(Items listed in a dataset)
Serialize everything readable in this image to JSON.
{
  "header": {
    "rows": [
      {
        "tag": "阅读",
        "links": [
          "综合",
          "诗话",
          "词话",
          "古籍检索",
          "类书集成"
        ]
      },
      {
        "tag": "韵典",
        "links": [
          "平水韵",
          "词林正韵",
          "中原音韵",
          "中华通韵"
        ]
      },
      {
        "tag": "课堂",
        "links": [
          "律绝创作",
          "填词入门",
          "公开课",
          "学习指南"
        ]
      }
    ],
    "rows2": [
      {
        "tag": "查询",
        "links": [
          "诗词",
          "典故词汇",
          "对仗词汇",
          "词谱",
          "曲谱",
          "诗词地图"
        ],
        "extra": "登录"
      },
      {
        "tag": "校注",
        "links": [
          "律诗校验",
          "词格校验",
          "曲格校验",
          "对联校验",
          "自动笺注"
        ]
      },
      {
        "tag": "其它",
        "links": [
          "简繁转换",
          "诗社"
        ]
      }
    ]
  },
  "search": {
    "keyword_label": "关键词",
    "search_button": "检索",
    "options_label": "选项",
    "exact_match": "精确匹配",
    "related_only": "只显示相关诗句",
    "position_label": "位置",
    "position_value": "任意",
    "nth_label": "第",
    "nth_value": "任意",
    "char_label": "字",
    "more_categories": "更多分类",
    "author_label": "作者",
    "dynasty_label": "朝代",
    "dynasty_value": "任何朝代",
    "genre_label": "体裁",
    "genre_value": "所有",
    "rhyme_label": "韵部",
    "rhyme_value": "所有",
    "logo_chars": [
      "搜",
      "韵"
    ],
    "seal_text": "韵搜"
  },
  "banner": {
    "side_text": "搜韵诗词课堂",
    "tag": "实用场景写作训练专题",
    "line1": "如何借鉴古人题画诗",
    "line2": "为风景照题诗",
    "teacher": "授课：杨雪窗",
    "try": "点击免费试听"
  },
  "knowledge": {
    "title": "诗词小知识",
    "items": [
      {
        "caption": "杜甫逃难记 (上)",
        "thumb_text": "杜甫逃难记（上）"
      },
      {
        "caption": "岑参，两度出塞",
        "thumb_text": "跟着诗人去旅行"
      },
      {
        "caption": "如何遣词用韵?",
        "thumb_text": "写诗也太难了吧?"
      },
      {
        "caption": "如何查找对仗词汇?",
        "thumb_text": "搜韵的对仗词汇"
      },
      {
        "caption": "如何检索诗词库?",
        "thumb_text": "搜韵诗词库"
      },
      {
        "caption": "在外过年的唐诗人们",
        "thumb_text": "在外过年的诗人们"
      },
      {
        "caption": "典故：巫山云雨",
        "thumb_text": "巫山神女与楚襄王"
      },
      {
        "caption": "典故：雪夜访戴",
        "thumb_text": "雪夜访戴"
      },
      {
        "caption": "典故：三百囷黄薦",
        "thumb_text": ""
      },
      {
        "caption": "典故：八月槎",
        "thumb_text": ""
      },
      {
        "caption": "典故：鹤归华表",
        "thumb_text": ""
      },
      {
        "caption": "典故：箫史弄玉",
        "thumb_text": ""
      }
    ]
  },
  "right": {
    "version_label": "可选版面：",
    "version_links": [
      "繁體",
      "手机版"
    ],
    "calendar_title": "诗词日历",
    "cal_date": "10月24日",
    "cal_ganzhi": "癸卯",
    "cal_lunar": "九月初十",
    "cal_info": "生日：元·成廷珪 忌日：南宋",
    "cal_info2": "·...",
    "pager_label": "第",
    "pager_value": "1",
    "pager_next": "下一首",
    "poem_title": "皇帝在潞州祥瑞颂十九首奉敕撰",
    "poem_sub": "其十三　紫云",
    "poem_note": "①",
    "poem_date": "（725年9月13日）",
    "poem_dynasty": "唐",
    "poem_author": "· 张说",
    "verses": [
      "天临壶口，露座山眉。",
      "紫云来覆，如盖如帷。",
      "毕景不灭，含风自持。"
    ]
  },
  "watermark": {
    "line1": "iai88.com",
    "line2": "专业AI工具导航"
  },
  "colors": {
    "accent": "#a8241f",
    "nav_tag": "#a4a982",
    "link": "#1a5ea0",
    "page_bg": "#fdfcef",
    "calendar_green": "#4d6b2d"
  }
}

> WHAT TO PRODUCE: Transcribe each entry exactly.

> RESULT FOR THIS TASK:
Serialize everything readable in this image to JSON.
{
  "header": {
    "rows": [
      {
        "tag": "阅读",
        "links": [
          "综合",
          "诗话",
          "词话",
          "古籍检索",
          "类书集成"
        ]
      },
      {
        "tag": "韵典",
        "links": [
          "平水韵",
          "词林正韵",
          "中原音韵",
          "中华通韵"
        ]
      },
      {
        "tag": "课堂",
        "links": [
          "律绝创作",
          "填词入门",
          "公开课",
          "学习指南"
        ]
      }
    ],
    "rows2": [
      {
        "tag": "查询",
        "links": [
          "诗词",
          "典故词汇",
          "对仗词汇",
          "词谱",
          "曲谱",
          "诗词地图"
        ],
        "extra": "登录"
      },
      {
        "tag": "校注",
        "links": [
          "律诗校验",
          "词格校验",
          "曲格校验",
          "对联校验",
          "自动笺注"
        ]
      },
      {
        "tag": "其它",
        "links": [
          "简繁转换",
          "诗社"
        ]
      }
    ]
  },
  "search": {
    "keyword_label": "关键词",
    "search_button": "检索",
    "options_label": "选项",
    "exact_match": "精确匹配",
    "related_only": "只显示相关诗句",
    "position_label": "位置",
    "position_value": "任意",
    "nth_label": "第",
    "nth_value": "任意",
    "char_label": "字",
    "more_categories": "更多分类",
    "author_label": "作者",
    "dynasty_label": "朝代",
    "dynasty_value": "任何朝代",
    "genre_label": "体裁",
    "genre_value": "所有",
    "rhyme_label": "韵部",
    "rhyme_value": "所有",
    "logo_chars": [
      "搜",
      "韵"
    ],
    "seal_text": "韵搜"
  },
  "banner": {
    "side_text": "搜韵诗词课堂",
    "tag": "实用场景写作训练专题",
    "line1": "如何借鉴古人题画诗",
    "line2": "为风景照题诗",
    "teacher": "授课：杨雪窗",
    "try": "点击免费试听"
  },
  "knowledge": {
    "title": "诗词小知识",
    "items": [
      {
        "caption": "杜甫逃难记 (上)",
        "thumb_text": "杜甫逃难记（上）"
      },
      {
        "caption": "岑参，两度出塞",
        "thumb_text": "跟着诗人去旅行"
      },
      {
        "caption": "如何遣词用韵?",
        "thumb_text": "写诗也太难了吧?"
      },
      {
        "caption": "如何查找对仗词汇?",
        "thumb_text": "搜韵的对仗词汇"
      },
      {
        "caption": "如何检索诗词库?",
        "thumb_text": "搜韵诗词库"
      },
      {
        "caption": "在外过年的唐诗人们",
        "thumb_text": "在外过年的诗人们"
      },
      {
        "caption": "典故：巫山云雨",
        "thumb_text": "巫山神女与楚襄王"
      },
      {
        "caption": "典故：雪夜访戴",
        "thumb_text": "雪夜访戴"
      },
      {
        "caption": "典故：三百囷黄薦",
        "thumb_text": ""
      },
      {
        "caption": "典故：八月槎",
        "thumb_text": ""
      },
      {
        "caption": "典故：鹤归华表",
        "thumb_text": ""
      },
      {
        "caption": "典故：箫史弄玉",
        "thumb_text": ""
      }
    ]
  },
  "right": {
    "version_label": "可选版面：",
    "version_links": [
      "繁體",
      "手机版"
    ],
    "calendar_title": "诗词日历",
    "cal_date": "10月24日",
    "cal_ganzhi": "癸卯",
    "cal_lunar": "九月初十",
    "cal_info": "生日：元·成廷珪 忌日：南宋",
    "cal_info2": "·...",
    "pager_label": "第",
    "pager_value": "1",
    "pager_next": "下一首",
    "poem_title": "皇帝在潞州祥瑞颂十九首奉敕撰",
    "poem_sub": "其十三　紫云",
    "poem_note": "①",
    "poem_date": "（725年9月13日）",
    "poem_dynasty": "唐",
    "poem_author": "· 张说",
    "verses": [
      "天临壶口，露座山眉。",
      "紫云来覆，如盖如帷。",
      "毕景不灭，含风自持。"
    ]
  },
  "watermark": {
    "line1": "iai88.com",
    "line2": "专业AI工具导航"
  },
  "colors": {
    "accent": "#a8241f",
    "nav_tag": "#a4a982",
    "link": "#1a5ea0",
    "page_bg": "#fdfcef",
    "calendar_green": "#4d6b2d"
  }
}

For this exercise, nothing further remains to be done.